Data entries:

═══

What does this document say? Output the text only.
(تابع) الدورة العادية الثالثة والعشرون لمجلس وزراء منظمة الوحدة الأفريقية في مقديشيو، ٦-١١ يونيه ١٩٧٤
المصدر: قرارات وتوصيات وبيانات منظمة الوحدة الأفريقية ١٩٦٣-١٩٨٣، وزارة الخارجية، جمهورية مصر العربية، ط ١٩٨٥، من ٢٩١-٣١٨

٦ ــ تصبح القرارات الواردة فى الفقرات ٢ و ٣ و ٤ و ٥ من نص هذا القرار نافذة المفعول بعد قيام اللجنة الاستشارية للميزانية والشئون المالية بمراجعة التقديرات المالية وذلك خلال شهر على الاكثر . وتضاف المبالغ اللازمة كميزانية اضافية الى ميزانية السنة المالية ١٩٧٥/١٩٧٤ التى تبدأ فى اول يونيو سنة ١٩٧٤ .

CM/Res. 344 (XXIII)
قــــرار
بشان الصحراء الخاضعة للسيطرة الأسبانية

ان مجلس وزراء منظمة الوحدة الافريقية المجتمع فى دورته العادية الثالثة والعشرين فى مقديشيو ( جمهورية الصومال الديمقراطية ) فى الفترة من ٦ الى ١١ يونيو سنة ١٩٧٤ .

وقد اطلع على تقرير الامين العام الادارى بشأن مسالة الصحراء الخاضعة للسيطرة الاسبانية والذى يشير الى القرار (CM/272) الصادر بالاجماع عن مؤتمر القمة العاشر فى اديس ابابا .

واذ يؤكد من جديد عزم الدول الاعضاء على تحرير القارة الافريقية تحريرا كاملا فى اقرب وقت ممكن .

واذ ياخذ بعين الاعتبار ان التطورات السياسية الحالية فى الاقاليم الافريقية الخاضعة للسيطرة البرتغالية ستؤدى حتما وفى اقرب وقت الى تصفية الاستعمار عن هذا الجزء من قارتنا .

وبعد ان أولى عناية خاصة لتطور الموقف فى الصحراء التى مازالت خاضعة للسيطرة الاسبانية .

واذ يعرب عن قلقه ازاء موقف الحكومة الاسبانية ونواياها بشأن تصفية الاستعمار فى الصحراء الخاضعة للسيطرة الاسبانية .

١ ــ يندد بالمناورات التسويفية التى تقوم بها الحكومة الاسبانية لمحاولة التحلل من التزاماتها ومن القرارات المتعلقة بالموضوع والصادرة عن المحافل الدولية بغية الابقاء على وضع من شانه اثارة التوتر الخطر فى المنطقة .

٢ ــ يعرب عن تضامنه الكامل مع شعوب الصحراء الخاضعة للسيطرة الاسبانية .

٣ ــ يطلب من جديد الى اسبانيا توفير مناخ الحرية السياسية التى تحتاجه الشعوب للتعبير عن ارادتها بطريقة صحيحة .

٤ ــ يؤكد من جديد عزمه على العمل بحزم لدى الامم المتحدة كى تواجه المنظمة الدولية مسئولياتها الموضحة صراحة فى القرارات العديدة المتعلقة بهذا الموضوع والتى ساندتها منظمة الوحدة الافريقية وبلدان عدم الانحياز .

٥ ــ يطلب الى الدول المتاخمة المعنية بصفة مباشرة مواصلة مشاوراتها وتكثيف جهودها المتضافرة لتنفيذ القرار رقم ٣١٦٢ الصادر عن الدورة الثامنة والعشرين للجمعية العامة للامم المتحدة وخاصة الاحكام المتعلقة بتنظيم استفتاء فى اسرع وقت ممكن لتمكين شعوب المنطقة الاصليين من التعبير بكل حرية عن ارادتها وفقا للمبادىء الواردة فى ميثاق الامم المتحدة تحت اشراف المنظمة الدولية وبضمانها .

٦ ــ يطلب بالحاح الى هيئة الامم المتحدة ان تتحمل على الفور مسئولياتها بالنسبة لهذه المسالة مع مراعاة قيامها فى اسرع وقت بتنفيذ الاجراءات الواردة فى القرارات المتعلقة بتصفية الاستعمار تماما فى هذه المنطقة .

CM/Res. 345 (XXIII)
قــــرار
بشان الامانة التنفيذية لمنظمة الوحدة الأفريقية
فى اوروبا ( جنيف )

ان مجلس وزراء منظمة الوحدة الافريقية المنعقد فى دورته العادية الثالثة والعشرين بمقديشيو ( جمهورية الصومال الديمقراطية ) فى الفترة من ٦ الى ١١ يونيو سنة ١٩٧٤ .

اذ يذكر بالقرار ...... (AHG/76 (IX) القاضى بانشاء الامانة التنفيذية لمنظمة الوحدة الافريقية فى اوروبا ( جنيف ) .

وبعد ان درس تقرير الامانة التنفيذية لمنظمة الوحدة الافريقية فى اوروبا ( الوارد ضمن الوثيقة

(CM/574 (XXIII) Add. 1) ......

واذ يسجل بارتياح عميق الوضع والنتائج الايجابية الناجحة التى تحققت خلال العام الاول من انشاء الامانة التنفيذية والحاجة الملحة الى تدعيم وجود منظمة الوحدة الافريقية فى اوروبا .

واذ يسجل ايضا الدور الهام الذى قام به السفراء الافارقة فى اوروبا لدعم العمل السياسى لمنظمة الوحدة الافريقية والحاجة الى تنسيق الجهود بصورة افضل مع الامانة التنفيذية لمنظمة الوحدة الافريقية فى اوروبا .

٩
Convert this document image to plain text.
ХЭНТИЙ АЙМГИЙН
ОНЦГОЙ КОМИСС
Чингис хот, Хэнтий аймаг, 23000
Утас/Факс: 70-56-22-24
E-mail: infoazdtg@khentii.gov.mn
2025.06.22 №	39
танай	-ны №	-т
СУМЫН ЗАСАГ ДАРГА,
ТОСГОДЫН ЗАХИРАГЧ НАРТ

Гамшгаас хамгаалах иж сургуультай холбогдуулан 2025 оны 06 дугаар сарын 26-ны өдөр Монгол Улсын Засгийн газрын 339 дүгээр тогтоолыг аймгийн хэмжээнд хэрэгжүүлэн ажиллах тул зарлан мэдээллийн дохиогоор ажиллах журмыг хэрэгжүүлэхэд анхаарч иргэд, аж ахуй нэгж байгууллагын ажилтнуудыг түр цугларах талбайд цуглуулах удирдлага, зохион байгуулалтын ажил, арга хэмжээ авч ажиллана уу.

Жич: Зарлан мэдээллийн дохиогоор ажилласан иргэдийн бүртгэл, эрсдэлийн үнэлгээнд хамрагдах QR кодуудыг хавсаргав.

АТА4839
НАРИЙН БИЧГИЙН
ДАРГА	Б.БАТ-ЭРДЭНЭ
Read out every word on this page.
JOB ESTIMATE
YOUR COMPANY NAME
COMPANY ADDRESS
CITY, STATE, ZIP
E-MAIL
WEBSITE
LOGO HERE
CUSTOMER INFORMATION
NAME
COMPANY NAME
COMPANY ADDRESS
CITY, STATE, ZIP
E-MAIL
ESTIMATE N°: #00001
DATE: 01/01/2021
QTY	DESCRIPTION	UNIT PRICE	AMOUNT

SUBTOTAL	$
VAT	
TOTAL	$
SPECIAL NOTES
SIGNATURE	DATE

═══

# The task
Copy the material above back out, exactly as written.

# The reply
What does this document say? Output the text only.
(تابع) الدورة العادية الثالثة والعشرون لمجلس وزراء منظمة الوحدة الأفريقية في مقديشيو، ٦-١١ يونيه ١٩٧٤
المصدر: قرارات وتوصيات وبيانات منظمة الوحدة الأفريقية ١٩٦٣-١٩٨٣، وزارة الخارجية، جمهورية مصر العربية، ط ١٩٨٥، من ٢٩١-٣١٨

٦ ــ تصبح القرارات الواردة فى الفقرات ٢ و ٣ و ٤ و ٥ من نص هذا القرار نافذة المفعول بعد قيام اللجنة الاستشارية للميزانية والشئون المالية بمراجعة التقديرات المالية وذلك خلال شهر على الاكثر . وتضاف المبالغ اللازمة كميزانية اضافية الى ميزانية السنة المالية ١٩٧٥/١٩٧٤ التى تبدأ فى اول يونيو سنة ١٩٧٤ .

CM/Res. 344 (XXIII)
قــــرار
بشان الصحراء الخاضعة للسيطرة الأسبانية

ان مجلس وزراء منظمة الوحدة الافريقية المجتمع فى دورته العادية الثالثة والعشرين فى مقديشيو ( جمهورية الصومال الديمقراطية ) فى الفترة من ٦ الى ١١ يونيو سنة ١٩٧٤ .

وقد اطلع على تقرير الامين العام الادارى بشأن مسالة الصحراء الخاضعة للسيطرة الاسبانية والذى يشير الى القرار (CM/272) الصادر بالاجماع عن مؤتمر القمة العاشر فى اديس ابابا .

واذ يؤكد من جديد عزم الدول الاعضاء على تحرير القارة الافريقية تحريرا كاملا فى اقرب وقت ممكن .

واذ ياخذ بعين الاعتبار ان التطورات السياسية الحالية فى الاقاليم الافريقية الخاضعة للسيطرة البرتغالية ستؤدى حتما وفى اقرب وقت الى تصفية الاستعمار عن هذا الجزء من قارتنا .

وبعد ان أولى عناية خاصة لتطور الموقف فى الصحراء التى مازالت خاضعة للسيطرة الاسبانية .

واذ يعرب عن قلقه ازاء موقف الحكومة الاسبانية ونواياها بشأن تصفية الاستعمار فى الصحراء الخاضعة للسيطرة الاسبانية .

١ ــ يندد بالمناورات التسويفية التى تقوم بها الحكومة الاسبانية لمحاولة التحلل من التزاماتها ومن القرارات المتعلقة بالموضوع والصادرة عن المحافل الدولية بغية الابقاء على وضع من شانه اثارة التوتر الخطر فى المنطقة .

٢ ــ يعرب عن تضامنه الكامل مع شعوب الصحراء الخاضعة للسيطرة الاسبانية .

٣ ــ يطلب من جديد الى اسبانيا توفير مناخ الحرية السياسية التى تحتاجه الشعوب للتعبير عن ارادتها بطريقة صحيحة .

٤ ــ يؤكد من جديد عزمه على العمل بحزم لدى الامم المتحدة كى تواجه المنظمة الدولية مسئولياتها الموضحة صراحة فى القرارات العديدة المتعلقة بهذا الموضوع والتى ساندتها منظمة الوحدة الافريقية وبلدان عدم الانحياز .

٥ ــ يطلب الى الدول المتاخمة المعنية بصفة مباشرة مواصلة مشاوراتها وتكثيف جهودها المتضافرة لتنفيذ القرار رقم ٣١٦٢ الصادر عن الدورة الثامنة والعشرين للجمعية العامة للامم المتحدة وخاصة الاحكام المتعلقة بتنظيم استفتاء فى اسرع وقت ممكن لتمكين شعوب المنطقة الاصليين من التعبير بكل حرية عن ارادتها وفقا للمبادىء الواردة فى ميثاق الامم المتحدة تحت اشراف المنظمة الدولية وبضمانها .

٦ ــ يطلب بالحاح الى هيئة الامم المتحدة ان تتحمل على الفور مسئولياتها بالنسبة لهذه المسالة مع مراعاة قيامها فى اسرع وقت بتنفيذ الاجراءات الواردة فى القرارات المتعلقة بتصفية الاستعمار تماما فى هذه المنطقة .

CM/Res. 345 (XXIII)
قــــرار
بشان الامانة التنفيذية لمنظمة الوحدة الأفريقية
فى اوروبا ( جنيف )

ان مجلس وزراء منظمة الوحدة الافريقية المنعقد فى دورته العادية الثالثة والعشرين بمقديشيو ( جمهورية الصومال الديمقراطية ) فى الفترة من ٦ الى ١١ يونيو سنة ١٩٧٤ .

اذ يذكر بالقرار ...... (AHG/76 (IX) القاضى بانشاء الامانة التنفيذية لمنظمة الوحدة الافريقية فى اوروبا ( جنيف ) .

وبعد ان درس تقرير الامانة التنفيذية لمنظمة الوحدة الافريقية فى اوروبا ( الوارد ضمن الوثيقة

(CM/574 (XXIII) Add. 1) ......

واذ يسجل بارتياح عميق الوضع والنتائج الايجابية الناجحة التى تحققت خلال العام الاول من انشاء الامانة التنفيذية والحاجة الملحة الى تدعيم وجود منظمة الوحدة الافريقية فى اوروبا .

واذ يسجل ايضا الدور الهام الذى قام به السفراء الافارقة فى اوروبا لدعم العمل السياسى لمنظمة الوحدة الافريقية والحاجة الى تنسيق الجهود بصورة افضل مع الامانة التنفيذية لمنظمة الوحدة الافريقية فى اوروبا .

٩
Convert this document image to plain text.
ХЭНТИЙ АЙМГИЙН
ОНЦГОЙ КОМИСС
Чингис хот, Хэнтий аймаг, 23000
Утас/Факс: 70-56-22-24
E-mail: infoazdtg@khentii.gov.mn
2025.06.22 №	39
танай	-ны №	-т
СУМЫН ЗАСАГ ДАРГА,
ТОСГОДЫН ЗАХИРАГЧ НАРТ

Гамшгаас хамгаалах иж сургуультай холбогдуулан 2025 оны 06 дугаар сарын 26-ны өдөр Монгол Улсын Засгийн газрын 339 дүгээр тогтоолыг аймгийн хэмжээнд хэрэгжүүлэн ажиллах тул зарлан мэдээллийн дохиогоор ажиллах журмыг хэрэгжүүлэхэд анхаарч иргэд, аж ахуй нэгж байгууллагын ажилтнуудыг түр цугларах талбайд цуглуулах удирдлага, зохион байгуулалтын ажил, арга хэмжээ авч ажиллана уу.

Жич: Зарлан мэдээллийн дохиогоор ажилласан иргэдийн бүртгэл, эрсдэлийн үнэлгээнд хамрагдах QR кодуудыг хавсаргав.

АТА4839
НАРИЙН БИЧГИЙН
ДАРГА	Б.БАТ-ЭРДЭНЭ
Read out every word on this page.
JOB ESTIMATE
YOUR COMPANY NAME
COMPANY ADDRESS
CITY, STATE, ZIP
E-MAIL
WEBSITE
LOGO HERE
CUSTOMER INFORMATION
NAME
COMPANY NAME
COMPANY ADDRESS
CITY, STATE, ZIP
E-MAIL
ESTIMATE N°: #00001
DATE: 01/01/2021
QTY	DESCRIPTION	UNIT PRICE	AMOUNT

SUBTOTAL	$
VAT	
TOTAL	$
SPECIAL NOTES
SIGNATURE	DATE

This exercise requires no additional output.